WHAT IS NEEDED => State only how many lines below include the string "como".

--

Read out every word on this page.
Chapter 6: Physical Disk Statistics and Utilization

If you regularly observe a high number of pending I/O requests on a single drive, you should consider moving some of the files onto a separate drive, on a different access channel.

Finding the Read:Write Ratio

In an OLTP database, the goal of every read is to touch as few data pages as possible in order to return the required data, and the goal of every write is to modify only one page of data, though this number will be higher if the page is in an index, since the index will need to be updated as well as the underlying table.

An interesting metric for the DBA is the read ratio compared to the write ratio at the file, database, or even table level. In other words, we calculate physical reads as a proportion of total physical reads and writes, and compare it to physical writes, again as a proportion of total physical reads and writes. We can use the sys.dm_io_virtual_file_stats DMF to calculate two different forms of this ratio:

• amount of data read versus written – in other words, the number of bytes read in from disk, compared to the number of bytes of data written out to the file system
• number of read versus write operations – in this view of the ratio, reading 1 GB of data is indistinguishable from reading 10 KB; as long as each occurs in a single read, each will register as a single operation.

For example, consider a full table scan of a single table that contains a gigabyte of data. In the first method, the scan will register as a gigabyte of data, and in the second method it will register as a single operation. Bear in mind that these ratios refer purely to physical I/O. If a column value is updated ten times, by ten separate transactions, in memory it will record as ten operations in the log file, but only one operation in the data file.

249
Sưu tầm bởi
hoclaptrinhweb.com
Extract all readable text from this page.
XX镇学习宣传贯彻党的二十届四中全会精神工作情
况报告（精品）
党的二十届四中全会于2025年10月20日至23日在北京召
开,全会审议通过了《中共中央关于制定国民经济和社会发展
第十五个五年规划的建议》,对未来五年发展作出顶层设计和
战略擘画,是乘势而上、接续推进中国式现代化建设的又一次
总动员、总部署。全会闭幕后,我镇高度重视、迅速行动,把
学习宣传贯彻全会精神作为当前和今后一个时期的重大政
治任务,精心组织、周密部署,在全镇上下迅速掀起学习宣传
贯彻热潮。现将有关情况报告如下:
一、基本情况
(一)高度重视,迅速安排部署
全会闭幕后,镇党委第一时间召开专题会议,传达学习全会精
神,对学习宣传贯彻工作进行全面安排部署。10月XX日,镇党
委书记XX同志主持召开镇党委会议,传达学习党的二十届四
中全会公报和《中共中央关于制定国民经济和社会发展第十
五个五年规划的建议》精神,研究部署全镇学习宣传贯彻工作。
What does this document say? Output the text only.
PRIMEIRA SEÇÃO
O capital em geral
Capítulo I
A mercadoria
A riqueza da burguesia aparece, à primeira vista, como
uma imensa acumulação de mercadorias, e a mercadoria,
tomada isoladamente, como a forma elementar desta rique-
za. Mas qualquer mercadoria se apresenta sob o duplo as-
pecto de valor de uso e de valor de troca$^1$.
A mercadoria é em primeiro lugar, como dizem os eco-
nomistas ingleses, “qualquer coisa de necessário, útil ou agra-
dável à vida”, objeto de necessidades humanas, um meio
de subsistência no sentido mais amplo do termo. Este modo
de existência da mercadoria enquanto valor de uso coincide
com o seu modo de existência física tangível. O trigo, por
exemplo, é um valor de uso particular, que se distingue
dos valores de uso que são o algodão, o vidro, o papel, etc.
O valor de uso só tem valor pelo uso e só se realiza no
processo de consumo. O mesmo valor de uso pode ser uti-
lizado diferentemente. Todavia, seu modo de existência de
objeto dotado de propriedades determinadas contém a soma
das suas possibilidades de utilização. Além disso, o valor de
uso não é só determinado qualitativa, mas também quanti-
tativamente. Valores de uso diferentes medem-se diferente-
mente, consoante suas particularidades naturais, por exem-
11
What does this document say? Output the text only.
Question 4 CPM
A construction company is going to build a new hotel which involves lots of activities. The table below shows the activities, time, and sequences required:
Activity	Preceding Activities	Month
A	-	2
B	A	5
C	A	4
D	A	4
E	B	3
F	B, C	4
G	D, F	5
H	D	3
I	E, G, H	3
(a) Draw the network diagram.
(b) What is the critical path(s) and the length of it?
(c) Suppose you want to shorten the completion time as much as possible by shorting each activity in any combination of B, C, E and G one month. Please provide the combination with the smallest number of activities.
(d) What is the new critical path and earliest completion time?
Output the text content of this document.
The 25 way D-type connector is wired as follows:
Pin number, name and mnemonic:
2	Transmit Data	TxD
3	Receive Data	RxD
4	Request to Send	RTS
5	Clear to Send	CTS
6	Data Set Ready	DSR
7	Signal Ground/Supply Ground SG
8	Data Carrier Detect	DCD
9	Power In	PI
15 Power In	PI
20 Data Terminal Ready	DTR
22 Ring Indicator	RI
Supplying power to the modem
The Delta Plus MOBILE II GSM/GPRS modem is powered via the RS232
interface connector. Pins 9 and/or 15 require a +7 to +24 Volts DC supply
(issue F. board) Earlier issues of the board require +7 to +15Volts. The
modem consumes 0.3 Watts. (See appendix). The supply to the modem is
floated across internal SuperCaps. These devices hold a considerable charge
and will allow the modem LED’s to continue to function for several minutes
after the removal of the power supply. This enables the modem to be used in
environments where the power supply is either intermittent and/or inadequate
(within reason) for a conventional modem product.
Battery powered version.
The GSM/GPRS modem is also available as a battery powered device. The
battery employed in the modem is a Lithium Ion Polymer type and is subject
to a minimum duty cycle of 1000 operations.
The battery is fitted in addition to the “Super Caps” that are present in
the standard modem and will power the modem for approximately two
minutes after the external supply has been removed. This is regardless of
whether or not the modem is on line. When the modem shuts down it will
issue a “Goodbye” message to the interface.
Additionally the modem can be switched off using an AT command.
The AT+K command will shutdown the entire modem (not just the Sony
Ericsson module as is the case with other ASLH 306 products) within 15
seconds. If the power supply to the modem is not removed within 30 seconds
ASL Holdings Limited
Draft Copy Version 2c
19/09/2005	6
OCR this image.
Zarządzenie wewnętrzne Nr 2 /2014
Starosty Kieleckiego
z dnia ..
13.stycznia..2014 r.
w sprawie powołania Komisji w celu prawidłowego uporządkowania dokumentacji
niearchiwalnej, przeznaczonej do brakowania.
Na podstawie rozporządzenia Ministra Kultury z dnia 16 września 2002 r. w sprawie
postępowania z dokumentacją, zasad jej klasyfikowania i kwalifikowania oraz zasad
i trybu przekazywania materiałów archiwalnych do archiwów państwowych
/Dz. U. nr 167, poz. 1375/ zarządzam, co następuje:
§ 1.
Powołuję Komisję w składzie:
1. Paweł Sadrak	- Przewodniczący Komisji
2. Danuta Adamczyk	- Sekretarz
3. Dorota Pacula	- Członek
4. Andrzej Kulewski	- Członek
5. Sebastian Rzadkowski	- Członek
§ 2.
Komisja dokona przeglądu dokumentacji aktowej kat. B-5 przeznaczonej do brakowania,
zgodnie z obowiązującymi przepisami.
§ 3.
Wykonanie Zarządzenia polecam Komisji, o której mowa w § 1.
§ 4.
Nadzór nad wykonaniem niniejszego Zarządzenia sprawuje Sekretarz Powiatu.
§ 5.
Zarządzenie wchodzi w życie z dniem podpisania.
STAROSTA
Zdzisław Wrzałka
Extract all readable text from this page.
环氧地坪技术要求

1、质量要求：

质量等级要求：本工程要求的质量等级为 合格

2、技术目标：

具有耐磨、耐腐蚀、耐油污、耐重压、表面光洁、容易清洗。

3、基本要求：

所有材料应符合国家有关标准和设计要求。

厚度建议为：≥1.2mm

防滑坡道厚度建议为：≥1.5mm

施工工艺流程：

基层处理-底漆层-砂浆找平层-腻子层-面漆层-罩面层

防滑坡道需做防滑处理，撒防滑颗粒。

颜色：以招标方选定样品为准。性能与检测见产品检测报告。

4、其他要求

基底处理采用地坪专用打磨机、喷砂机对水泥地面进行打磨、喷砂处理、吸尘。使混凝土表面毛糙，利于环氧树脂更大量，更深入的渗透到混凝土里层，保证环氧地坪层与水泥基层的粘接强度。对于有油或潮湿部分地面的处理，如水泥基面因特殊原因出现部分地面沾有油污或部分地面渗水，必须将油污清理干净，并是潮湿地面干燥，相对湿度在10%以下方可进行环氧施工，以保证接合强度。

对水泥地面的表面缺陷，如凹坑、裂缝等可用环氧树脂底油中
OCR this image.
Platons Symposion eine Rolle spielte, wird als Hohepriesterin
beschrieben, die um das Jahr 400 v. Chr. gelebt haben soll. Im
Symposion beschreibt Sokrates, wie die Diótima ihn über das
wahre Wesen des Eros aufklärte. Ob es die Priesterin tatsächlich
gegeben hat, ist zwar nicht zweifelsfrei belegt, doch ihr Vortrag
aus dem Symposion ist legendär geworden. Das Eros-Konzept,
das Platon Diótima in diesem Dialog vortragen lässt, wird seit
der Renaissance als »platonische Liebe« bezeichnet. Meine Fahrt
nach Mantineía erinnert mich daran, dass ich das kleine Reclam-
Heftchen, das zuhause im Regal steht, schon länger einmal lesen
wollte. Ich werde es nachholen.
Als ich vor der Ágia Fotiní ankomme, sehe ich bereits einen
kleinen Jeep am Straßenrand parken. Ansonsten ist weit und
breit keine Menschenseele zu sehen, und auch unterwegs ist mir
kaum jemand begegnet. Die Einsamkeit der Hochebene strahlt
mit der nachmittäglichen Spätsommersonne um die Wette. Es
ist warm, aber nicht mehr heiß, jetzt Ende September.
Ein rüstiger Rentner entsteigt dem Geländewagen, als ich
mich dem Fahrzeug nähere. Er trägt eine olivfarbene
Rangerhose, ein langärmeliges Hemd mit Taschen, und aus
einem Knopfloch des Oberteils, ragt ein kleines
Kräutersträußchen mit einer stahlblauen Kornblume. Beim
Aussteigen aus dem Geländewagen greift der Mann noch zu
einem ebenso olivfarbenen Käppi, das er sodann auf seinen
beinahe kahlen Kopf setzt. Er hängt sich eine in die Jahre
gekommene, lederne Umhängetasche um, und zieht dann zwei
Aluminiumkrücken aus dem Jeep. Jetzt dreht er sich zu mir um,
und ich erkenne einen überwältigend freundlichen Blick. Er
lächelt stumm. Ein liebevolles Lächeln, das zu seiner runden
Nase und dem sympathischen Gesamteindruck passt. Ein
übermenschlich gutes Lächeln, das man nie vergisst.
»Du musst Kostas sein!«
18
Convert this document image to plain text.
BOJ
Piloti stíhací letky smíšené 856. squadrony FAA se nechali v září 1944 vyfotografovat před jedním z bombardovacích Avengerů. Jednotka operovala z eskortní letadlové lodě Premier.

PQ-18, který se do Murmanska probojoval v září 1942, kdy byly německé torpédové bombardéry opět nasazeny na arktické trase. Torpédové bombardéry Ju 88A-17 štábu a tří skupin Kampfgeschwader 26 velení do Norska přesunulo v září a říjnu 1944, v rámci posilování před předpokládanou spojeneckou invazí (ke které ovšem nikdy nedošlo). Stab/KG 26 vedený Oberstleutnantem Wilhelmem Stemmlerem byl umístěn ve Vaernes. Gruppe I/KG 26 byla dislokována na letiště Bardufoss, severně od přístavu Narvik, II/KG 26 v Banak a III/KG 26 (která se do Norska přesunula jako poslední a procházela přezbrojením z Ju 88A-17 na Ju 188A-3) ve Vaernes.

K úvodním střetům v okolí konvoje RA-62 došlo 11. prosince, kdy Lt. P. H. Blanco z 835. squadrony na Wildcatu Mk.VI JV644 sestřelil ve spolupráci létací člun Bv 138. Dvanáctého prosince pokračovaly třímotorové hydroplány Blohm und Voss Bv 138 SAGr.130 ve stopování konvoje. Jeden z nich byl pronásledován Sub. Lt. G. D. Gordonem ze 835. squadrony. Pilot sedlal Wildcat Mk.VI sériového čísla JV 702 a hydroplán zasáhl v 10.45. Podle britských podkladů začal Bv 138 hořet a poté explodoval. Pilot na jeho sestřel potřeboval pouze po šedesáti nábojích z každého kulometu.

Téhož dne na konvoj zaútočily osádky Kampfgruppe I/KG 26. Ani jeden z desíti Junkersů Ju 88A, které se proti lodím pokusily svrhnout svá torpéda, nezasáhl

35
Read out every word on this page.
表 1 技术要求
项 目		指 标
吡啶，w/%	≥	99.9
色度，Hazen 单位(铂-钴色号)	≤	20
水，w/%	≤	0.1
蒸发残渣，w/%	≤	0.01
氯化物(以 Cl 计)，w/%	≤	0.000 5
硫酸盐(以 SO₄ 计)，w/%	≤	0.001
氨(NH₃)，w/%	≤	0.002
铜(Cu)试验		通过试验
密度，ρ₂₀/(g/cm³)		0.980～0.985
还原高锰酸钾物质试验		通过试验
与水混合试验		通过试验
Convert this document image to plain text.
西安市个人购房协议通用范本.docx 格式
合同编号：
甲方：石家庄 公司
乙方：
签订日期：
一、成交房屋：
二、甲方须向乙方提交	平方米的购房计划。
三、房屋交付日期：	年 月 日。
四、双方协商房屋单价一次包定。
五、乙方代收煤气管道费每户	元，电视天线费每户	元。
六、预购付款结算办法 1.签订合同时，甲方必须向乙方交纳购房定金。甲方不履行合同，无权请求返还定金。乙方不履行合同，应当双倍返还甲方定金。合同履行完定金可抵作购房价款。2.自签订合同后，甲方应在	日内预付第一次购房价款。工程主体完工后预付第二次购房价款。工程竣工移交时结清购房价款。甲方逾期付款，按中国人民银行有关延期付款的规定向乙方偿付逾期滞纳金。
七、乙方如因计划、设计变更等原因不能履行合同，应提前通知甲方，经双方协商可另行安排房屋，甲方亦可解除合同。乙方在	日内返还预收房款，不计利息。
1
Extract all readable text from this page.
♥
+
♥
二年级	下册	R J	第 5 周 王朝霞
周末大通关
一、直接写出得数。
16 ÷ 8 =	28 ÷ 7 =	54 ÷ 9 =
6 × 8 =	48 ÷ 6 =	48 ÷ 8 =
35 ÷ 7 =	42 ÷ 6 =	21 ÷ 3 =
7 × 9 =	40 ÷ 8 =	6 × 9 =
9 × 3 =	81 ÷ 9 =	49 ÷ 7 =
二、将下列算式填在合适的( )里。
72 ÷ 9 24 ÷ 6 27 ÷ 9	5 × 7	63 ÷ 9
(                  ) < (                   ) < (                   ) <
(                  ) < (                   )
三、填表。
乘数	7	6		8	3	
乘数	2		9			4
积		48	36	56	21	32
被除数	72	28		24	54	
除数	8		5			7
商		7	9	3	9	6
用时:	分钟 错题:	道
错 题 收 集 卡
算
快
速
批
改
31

--

REPLY => 3